[Extracted records]
══════

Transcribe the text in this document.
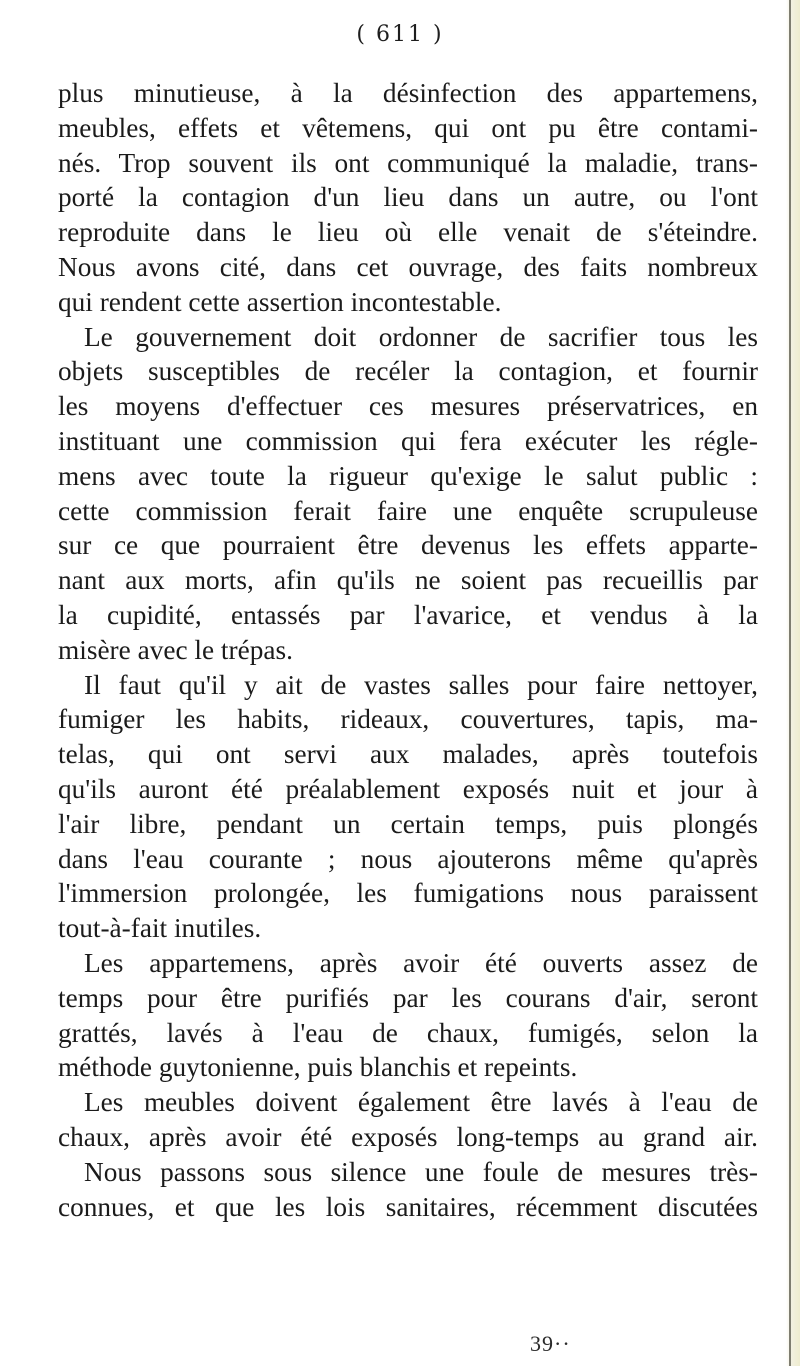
( 611 )
plus minutieuse, à la désinfection des appartemens,
meubles, effets et vêtemens, qui ont pu être contami-
nés. Trop souvent ils ont communiqué la maladie, trans-
porté la contagion d'un lieu dans un autre, ou l'ont
reproduite dans le lieu où elle venait de s'éteindre.
Nous avons cité, dans cet ouvrage, des faits nombreux
qui rendent cette assertion incontestable.
Le gouvernement doit ordonner de sacrifier tous les
objets susceptibles de recéler la contagion, et fournir
les moyens d'effectuer ces mesures préservatrices, en
instituant une commission qui fera exécuter les régle-
mens avec toute la rigueur qu'exige le salut public :
cette commission ferait faire une enquête scrupuleuse
sur ce que pourraient être devenus les effets apparte-
nant aux morts, afin qu'ils ne soient pas recueillis par
la cupidité, entassés par l'avarice, et vendus à la
misère avec le trépas.
Il faut qu'il y ait de vastes salles pour faire nettoyer,
fumiger les habits, rideaux, couvertures, tapis, ma-
telas, qui ont servi aux malades, après toutefois
qu'ils auront été préalablement exposés nuit et jour à
l'air libre, pendant un certain temps, puis plongés
dans l'eau courante ; nous ajouterons même qu'après
l'immersion prolongée, les fumigations nous paraissent
tout-à-fait inutiles.
Les appartemens, après avoir été ouverts assez de
temps pour être purifiés par les courans d'air, seront
grattés, lavés à l'eau de chaux, fumigés, selon la
méthode guytonienne, puis blanchis et repeints.
Les meubles doivent également être lavés à l'eau de
chaux, après avoir été exposés long-temps au grand air.
Nous passons sous silence une foule de mesures très-
connues, et que les lois sanitaires, récemment discutées
39··
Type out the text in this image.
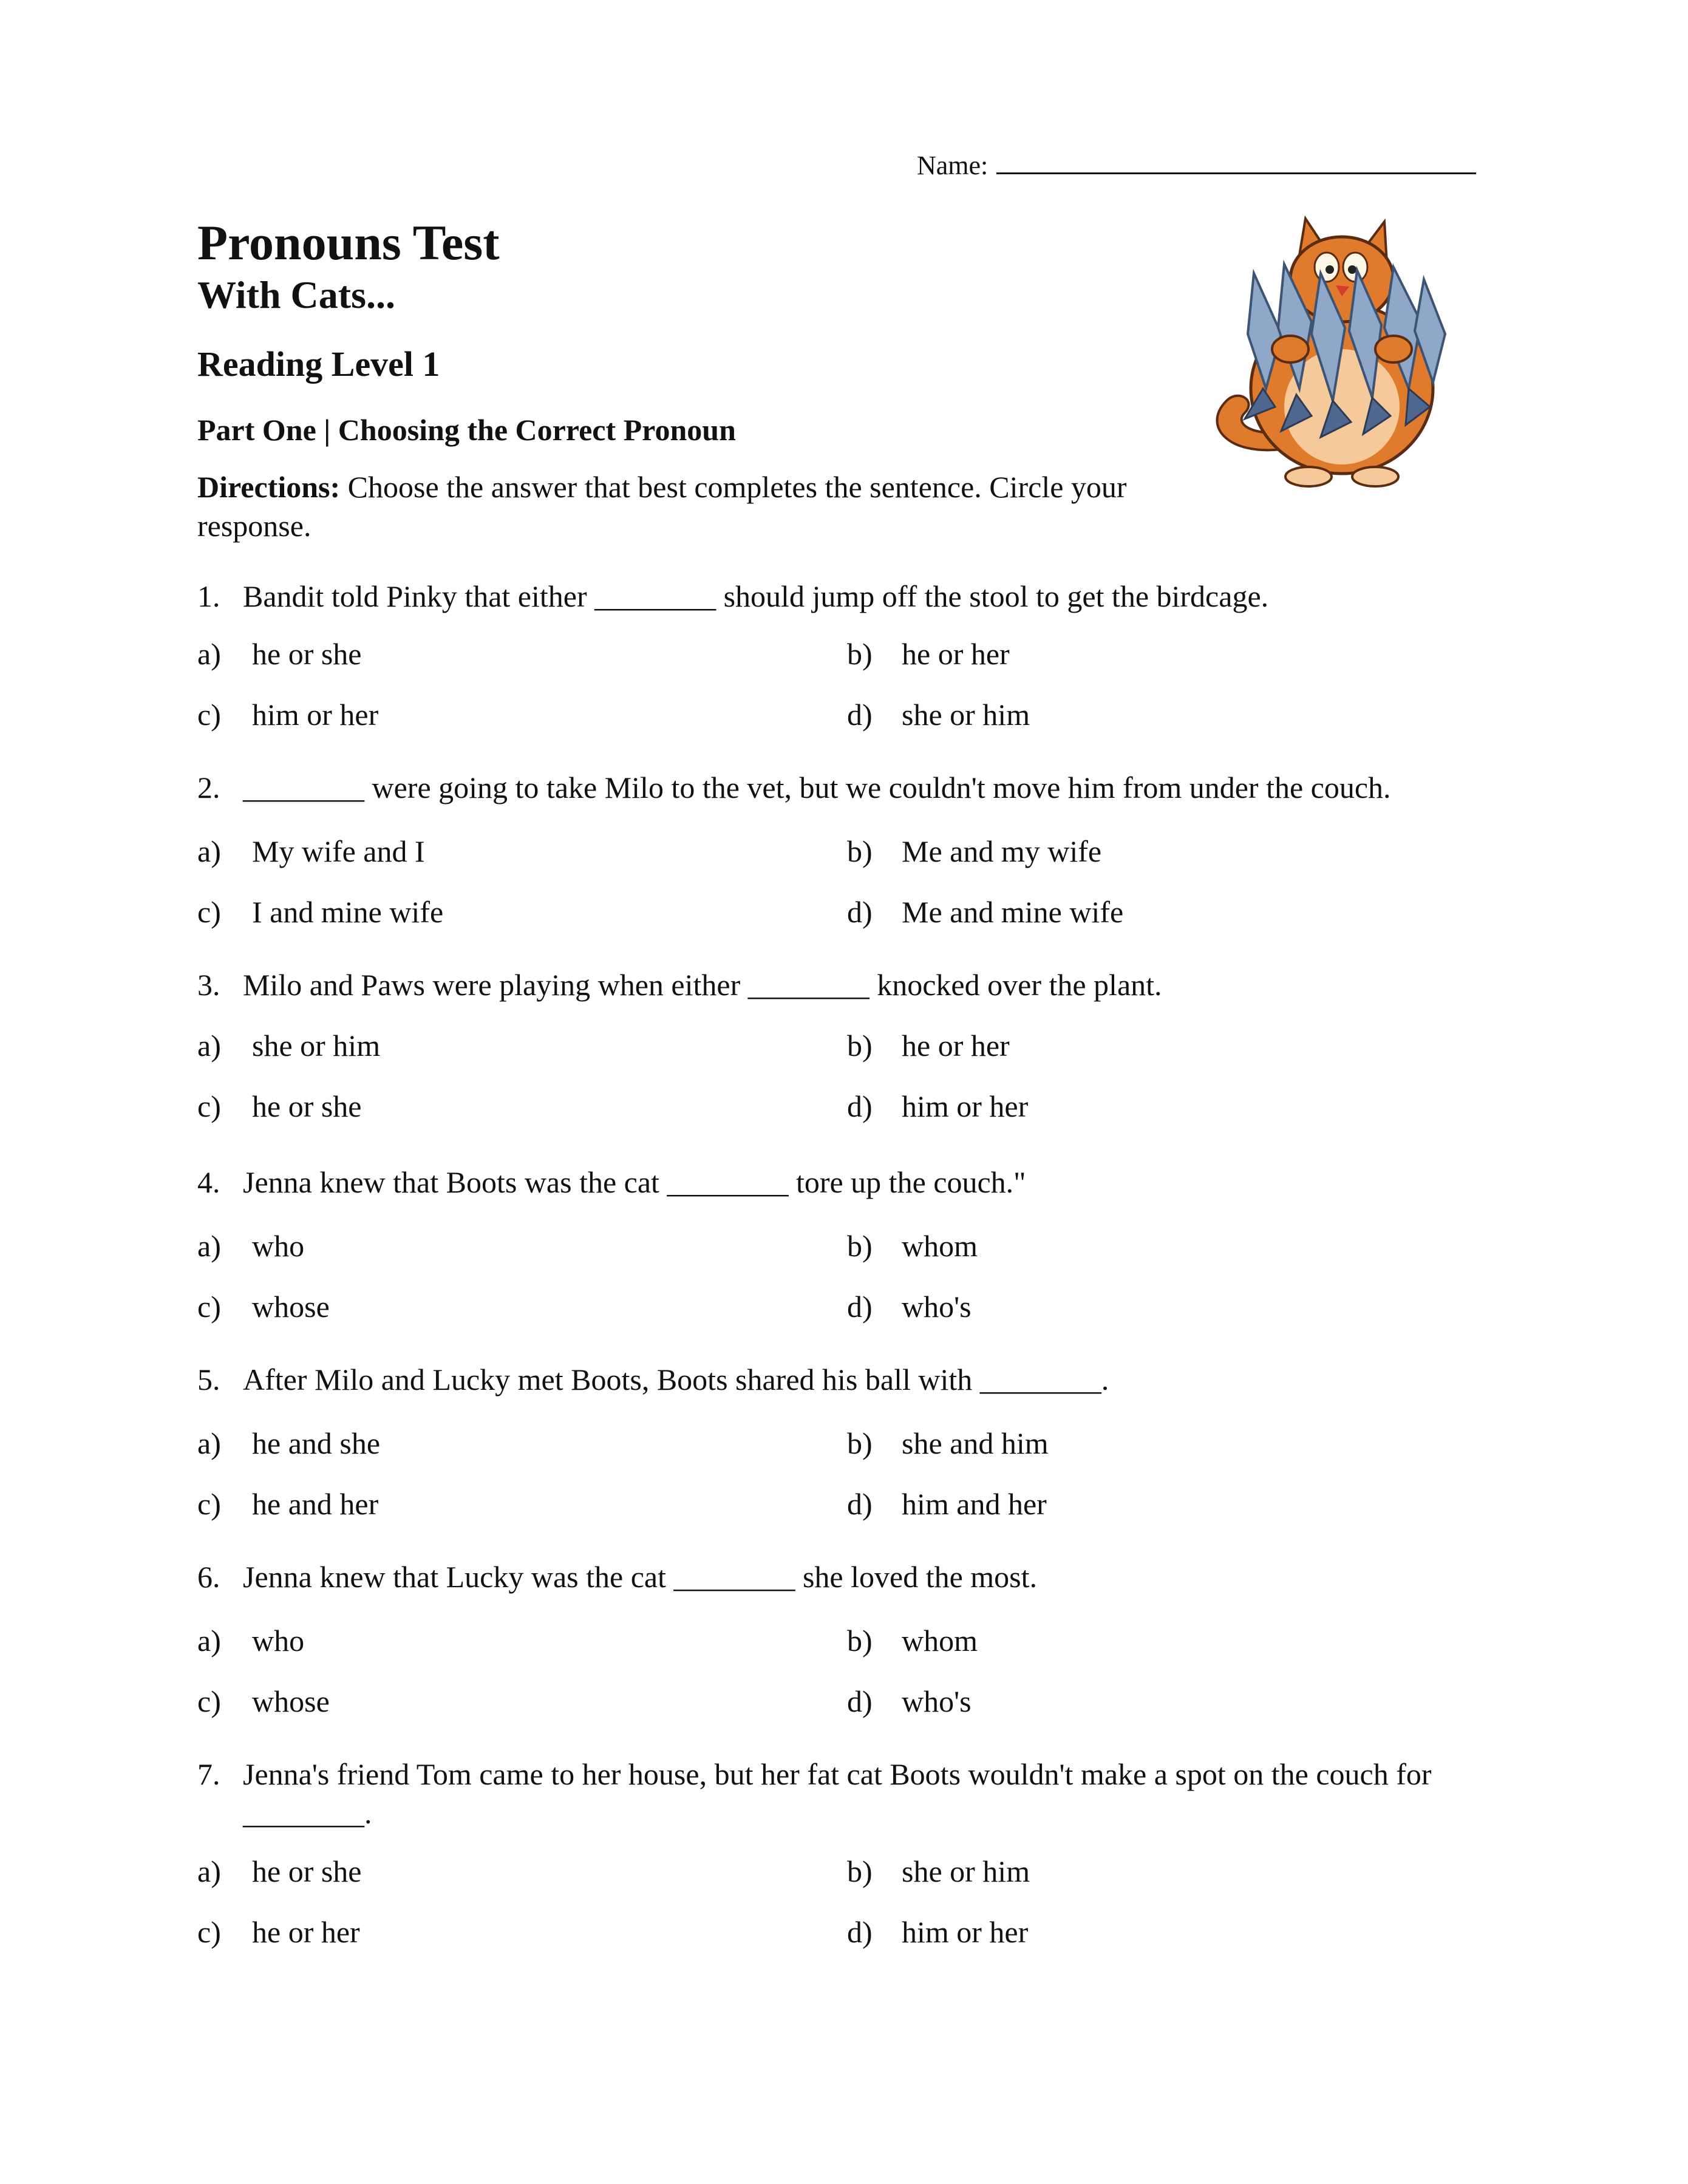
Name:
Pronouns Test
With Cats...
Reading Level 1
Part One | Choosing the Correct Pronoun
Directions: Choose the answer that best completes the sentence. Circle your response.
1. Bandit told Pinky that either ________ should jump off the stool to get the birdcage.
a) he or she	b) he or her
c) him or her	d) she or him
2. ________ were going to take Milo to the vet, but we couldn't move him from under the couch.
a) My wife and I	b) Me and my wife
c) I and mine wife	d) Me and mine wife
3. Milo and Paws were playing when either ________ knocked over the plant.
a) she or him	b) he or her
c) he or she	d) him or her
4. Jenna knew that Boots was the cat ________ tore up the couch."
a) who	b) whom
c) whose	d) who's
5. After Milo and Lucky met Boots, Boots shared his ball with ________.
a) he and she	b) she and him
c) he and her	d) him and her
6. Jenna knew that Lucky was the cat ________ she loved the most.
a) who	b) whom
c) whose	d) who's
7. Jenna's friend Tom came to her house, but her fat cat Boots wouldn't make a spot on the couch for ________.
a) he or she	b) she or him
c) he or her	d) him or her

══════

● **DIRECTIONS FOR THIS TASK**
Omitting all images, print the listing exactly.

● **TASK OUTPUT**
Transcribe the text in this document.
( 611 )
plus minutieuse, à la désinfection des appartemens,
meubles, effets et vêtemens, qui ont pu être contami-
nés. Trop souvent ils ont communiqué la maladie, trans-
porté la contagion d'un lieu dans un autre, ou l'ont
reproduite dans le lieu où elle venait de s'éteindre.
Nous avons cité, dans cet ouvrage, des faits nombreux
qui rendent cette assertion incontestable.
Le gouvernement doit ordonner de sacrifier tous les
objets susceptibles de recéler la contagion, et fournir
les moyens d'effectuer ces mesures préservatrices, en
instituant une commission qui fera exécuter les régle-
mens avec toute la rigueur qu'exige le salut public :
cette commission ferait faire une enquête scrupuleuse
sur ce que pourraient être devenus les effets apparte-
nant aux morts, afin qu'ils ne soient pas recueillis par
la cupidité, entassés par l'avarice, et vendus à la
misère avec le trépas.
Il faut qu'il y ait de vastes salles pour faire nettoyer,
fumiger les habits, rideaux, couvertures, tapis, ma-
telas, qui ont servi aux malades, après toutefois
qu'ils auront été préalablement exposés nuit et jour à
l'air libre, pendant un certain temps, puis plongés
dans l'eau courante ; nous ajouterons même qu'après
l'immersion prolongée, les fumigations nous paraissent
tout-à-fait inutiles.
Les appartemens, après avoir été ouverts assez de
temps pour être purifiés par les courans d'air, seront
grattés, lavés à l'eau de chaux, fumigés, selon la
méthode guytonienne, puis blanchis et repeints.
Les meubles doivent également être lavés à l'eau de
chaux, après avoir été exposés long-temps au grand air.
Nous passons sous silence une foule de mesures très-
connues, et que les lois sanitaires, récemment discutées
39··
Type out the text in this image.
Name:
Pronouns Test
With Cats...
Reading Level 1
Part One | Choosing the Correct Pronoun
Directions: Choose the answer that best completes the sentence. Circle your response.
1. Bandit told Pinky that either ________ should jump off the stool to get the birdcage.
a) he or she	b) he or her
c) him or her	d) she or him
2. ________ were going to take Milo to the vet, but we couldn't move him from under the couch.
a) My wife and I	b) Me and my wife
c) I and mine wife	d) Me and mine wife
3. Milo and Paws were playing when either ________ knocked over the plant.
a) she or him	b) he or her
c) he or she	d) him or her
4. Jenna knew that Boots was the cat ________ tore up the couch."
a) who	b) whom
c) whose	d) who's
5. After Milo and Lucky met Boots, Boots shared his ball with ________.
a) he and she	b) she and him
c) he and her	d) him and her
6. Jenna knew that Lucky was the cat ________ she loved the most.
a) who	b) whom
c) whose	d) who's
7. Jenna's friend Tom came to her house, but her fat cat Boots wouldn't make a spot on the couch for ________.
a) he or she	b) she or him
c) he or her	d) him or her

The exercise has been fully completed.